INSTRUCTIONS FOR THE TASK —
Extract, from the records beneath this instruction, each line that contains the word "document".

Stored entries
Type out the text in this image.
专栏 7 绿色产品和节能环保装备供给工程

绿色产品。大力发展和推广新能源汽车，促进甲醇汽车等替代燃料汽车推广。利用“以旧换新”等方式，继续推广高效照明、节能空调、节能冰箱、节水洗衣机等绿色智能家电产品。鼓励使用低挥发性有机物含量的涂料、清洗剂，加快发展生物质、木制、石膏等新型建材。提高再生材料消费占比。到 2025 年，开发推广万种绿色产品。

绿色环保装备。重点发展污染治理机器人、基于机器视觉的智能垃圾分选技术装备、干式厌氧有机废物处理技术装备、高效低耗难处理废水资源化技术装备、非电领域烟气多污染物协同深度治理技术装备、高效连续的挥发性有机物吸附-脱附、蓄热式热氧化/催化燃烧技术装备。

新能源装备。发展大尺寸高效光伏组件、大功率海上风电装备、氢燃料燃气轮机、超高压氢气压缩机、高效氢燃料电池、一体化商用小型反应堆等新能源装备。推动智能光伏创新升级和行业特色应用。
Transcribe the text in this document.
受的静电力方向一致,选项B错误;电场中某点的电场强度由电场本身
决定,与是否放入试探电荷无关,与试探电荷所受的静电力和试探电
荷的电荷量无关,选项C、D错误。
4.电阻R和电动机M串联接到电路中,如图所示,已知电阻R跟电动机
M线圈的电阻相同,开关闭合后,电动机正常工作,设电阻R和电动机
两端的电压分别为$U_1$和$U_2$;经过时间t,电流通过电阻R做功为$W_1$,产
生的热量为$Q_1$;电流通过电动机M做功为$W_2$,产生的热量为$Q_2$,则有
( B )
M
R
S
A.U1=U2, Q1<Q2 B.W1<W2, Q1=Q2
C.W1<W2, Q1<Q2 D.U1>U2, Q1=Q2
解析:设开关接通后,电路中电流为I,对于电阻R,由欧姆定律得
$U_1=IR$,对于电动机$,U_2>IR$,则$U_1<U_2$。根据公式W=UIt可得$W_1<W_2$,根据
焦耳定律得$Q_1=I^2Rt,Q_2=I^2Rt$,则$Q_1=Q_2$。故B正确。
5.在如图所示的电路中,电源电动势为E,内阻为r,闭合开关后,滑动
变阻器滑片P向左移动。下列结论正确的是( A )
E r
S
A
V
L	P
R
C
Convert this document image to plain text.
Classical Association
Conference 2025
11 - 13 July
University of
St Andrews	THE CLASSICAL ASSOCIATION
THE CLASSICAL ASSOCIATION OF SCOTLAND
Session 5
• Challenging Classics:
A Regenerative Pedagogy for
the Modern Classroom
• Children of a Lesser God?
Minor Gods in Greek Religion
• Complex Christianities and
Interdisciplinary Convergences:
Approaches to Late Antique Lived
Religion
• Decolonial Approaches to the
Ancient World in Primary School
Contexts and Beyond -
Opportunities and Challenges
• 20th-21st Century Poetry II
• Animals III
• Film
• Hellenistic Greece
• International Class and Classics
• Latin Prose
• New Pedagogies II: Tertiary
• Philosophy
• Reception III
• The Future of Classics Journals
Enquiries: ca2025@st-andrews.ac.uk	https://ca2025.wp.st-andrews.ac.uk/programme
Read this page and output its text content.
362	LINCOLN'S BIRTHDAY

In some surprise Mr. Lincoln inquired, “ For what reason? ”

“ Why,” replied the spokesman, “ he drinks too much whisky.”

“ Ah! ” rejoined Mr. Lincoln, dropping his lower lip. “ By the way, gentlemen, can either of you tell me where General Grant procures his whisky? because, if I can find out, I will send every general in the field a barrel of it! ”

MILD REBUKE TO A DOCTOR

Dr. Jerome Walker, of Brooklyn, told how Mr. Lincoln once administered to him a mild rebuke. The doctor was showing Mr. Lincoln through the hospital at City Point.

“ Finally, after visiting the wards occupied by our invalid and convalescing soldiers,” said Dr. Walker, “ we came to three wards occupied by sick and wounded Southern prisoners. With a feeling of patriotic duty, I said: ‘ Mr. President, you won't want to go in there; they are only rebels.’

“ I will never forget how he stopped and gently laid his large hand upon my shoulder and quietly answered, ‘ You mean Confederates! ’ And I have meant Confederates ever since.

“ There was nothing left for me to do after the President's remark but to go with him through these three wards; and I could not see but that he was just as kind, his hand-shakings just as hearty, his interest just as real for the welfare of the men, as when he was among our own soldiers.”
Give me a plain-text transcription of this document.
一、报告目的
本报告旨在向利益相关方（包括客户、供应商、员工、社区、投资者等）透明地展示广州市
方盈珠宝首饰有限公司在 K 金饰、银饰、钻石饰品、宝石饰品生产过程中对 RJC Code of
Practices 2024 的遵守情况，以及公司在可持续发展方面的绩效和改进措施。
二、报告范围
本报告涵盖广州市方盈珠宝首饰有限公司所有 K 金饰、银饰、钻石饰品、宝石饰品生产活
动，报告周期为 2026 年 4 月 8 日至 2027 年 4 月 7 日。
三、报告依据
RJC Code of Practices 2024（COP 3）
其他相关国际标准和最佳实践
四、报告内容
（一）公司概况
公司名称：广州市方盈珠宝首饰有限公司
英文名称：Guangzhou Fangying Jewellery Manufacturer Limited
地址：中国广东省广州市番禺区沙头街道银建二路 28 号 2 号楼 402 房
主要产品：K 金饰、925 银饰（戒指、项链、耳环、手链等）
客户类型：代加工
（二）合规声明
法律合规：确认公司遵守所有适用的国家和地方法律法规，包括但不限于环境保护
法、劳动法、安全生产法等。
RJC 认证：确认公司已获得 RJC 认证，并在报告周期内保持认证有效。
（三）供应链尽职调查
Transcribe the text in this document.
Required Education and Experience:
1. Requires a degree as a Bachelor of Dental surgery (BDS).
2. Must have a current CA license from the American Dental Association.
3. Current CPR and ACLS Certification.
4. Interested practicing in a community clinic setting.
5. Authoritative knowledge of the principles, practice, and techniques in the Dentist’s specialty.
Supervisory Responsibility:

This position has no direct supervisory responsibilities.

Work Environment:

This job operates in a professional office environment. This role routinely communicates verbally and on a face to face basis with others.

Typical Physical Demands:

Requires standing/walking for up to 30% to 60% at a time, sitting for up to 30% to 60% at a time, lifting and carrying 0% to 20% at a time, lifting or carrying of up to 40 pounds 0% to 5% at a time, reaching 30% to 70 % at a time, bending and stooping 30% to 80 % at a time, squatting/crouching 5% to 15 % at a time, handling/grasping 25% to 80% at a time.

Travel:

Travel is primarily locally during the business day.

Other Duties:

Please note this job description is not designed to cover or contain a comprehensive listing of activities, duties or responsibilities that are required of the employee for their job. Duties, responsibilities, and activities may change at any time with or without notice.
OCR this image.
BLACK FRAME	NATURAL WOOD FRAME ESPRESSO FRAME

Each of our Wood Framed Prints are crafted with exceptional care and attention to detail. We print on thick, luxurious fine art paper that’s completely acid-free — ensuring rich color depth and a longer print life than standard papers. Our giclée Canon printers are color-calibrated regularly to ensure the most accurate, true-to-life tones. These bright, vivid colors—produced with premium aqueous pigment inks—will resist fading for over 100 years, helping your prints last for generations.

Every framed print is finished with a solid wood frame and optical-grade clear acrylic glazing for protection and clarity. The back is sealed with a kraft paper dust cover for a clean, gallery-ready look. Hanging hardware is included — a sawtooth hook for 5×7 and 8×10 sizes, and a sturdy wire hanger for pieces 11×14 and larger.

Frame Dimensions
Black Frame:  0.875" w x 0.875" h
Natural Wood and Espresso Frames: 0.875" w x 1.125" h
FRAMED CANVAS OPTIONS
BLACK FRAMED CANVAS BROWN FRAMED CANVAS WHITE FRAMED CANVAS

REPLY TO THE TASK —
Transcribe the text in this document.
Convert this document image to plain text.
Give me a plain-text transcription of this document.
Transcribe the text in this document.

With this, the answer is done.